::: Source records :::
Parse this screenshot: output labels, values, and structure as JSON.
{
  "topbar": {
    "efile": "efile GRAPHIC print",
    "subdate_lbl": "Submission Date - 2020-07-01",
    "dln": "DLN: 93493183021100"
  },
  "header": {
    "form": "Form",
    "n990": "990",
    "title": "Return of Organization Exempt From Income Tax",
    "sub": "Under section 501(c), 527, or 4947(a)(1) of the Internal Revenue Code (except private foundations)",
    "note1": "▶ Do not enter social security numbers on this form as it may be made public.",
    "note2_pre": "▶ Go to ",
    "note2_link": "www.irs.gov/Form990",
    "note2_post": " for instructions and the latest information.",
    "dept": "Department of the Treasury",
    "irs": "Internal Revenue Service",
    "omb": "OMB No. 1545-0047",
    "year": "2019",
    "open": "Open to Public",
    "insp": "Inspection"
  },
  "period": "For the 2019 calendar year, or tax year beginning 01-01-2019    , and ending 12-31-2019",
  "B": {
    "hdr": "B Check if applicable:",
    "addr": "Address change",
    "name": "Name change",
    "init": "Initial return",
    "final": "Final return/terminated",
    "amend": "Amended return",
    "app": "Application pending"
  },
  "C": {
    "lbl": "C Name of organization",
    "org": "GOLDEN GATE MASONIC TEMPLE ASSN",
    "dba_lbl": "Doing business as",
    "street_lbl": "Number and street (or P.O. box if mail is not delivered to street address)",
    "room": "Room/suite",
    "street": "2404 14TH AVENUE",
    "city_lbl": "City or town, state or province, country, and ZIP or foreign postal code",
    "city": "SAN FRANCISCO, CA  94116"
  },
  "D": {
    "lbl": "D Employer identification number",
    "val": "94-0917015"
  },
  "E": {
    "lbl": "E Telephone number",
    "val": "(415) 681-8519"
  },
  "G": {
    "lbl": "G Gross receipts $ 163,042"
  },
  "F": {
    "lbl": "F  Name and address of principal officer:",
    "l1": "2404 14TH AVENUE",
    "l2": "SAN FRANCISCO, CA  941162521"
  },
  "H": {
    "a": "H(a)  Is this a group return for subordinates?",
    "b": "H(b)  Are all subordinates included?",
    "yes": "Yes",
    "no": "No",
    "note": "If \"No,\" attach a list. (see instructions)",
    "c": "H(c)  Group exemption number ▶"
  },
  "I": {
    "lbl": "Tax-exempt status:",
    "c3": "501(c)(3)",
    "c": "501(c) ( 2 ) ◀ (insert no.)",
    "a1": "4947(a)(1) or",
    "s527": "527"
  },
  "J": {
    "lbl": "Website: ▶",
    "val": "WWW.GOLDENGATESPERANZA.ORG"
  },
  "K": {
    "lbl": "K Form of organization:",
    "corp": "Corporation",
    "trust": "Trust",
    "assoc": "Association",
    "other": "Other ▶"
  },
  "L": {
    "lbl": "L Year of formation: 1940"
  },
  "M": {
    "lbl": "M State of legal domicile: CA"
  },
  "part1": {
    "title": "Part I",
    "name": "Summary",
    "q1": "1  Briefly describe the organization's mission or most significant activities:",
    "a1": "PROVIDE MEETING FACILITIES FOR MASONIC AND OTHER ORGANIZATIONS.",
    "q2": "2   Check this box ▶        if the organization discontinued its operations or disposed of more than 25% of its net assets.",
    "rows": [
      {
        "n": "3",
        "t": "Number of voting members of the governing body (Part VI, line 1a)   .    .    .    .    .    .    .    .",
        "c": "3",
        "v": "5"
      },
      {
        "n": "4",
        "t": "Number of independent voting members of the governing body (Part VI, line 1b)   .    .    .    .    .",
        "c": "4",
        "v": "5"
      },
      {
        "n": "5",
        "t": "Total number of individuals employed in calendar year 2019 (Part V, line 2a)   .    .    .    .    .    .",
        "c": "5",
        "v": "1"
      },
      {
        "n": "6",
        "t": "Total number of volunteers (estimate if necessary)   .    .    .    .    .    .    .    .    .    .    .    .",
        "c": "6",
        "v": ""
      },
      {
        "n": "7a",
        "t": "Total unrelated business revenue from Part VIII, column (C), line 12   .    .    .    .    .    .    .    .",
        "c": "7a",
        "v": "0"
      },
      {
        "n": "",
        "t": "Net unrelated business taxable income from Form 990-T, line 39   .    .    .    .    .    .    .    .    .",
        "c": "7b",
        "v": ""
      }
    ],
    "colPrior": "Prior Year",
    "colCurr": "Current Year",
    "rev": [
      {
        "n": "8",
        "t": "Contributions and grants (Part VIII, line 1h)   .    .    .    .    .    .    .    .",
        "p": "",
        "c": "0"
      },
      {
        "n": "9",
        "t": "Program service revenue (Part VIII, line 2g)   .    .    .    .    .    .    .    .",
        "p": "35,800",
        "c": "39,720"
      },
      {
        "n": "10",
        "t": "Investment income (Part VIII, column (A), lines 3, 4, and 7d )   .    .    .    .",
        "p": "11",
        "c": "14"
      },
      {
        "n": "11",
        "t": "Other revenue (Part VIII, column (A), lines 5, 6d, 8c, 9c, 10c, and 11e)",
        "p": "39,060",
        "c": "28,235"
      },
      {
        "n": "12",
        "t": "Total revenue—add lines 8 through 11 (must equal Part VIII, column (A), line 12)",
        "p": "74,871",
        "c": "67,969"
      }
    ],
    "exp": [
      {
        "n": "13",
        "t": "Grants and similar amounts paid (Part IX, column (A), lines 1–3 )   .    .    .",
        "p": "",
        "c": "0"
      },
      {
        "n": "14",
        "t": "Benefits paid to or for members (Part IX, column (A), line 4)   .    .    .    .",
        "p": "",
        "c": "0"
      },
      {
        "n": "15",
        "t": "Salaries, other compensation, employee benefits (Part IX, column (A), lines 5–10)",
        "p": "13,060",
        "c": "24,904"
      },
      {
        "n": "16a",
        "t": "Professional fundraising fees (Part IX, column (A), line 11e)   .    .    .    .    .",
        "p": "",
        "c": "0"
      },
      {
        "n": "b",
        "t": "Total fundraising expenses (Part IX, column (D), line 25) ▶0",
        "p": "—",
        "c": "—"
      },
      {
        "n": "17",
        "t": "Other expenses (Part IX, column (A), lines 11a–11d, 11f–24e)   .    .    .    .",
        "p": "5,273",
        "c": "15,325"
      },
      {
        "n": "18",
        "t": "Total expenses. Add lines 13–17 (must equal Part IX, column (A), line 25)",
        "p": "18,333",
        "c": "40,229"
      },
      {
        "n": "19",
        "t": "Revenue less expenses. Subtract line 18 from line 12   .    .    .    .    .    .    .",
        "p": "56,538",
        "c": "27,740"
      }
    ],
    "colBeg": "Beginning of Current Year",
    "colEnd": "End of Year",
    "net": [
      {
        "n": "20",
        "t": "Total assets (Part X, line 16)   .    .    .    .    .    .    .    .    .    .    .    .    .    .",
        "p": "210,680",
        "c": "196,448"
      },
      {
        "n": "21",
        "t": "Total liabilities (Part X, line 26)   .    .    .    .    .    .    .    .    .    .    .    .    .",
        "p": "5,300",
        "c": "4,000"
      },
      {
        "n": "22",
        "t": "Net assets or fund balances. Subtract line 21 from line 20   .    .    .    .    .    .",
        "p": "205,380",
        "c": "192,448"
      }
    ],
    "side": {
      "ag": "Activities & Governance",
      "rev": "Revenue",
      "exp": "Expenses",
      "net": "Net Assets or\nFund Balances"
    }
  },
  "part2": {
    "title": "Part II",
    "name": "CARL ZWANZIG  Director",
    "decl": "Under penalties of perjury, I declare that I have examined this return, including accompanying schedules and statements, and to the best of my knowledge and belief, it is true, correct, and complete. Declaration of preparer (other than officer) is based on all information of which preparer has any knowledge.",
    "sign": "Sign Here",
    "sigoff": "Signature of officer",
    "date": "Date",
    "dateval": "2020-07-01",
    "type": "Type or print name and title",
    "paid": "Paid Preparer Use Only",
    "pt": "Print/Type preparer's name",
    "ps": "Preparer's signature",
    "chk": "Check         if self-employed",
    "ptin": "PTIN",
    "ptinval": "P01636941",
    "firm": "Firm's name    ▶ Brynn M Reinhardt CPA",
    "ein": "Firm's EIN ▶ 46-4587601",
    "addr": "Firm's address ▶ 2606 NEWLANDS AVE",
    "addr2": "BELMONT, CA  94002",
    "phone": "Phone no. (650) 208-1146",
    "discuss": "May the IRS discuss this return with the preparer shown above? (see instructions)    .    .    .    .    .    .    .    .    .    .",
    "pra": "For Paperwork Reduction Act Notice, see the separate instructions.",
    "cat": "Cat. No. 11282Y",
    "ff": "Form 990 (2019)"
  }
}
:::
Task prompt = How many of the lines in the listing above hold the word "Current"? Report only that figure.

Written solution = 2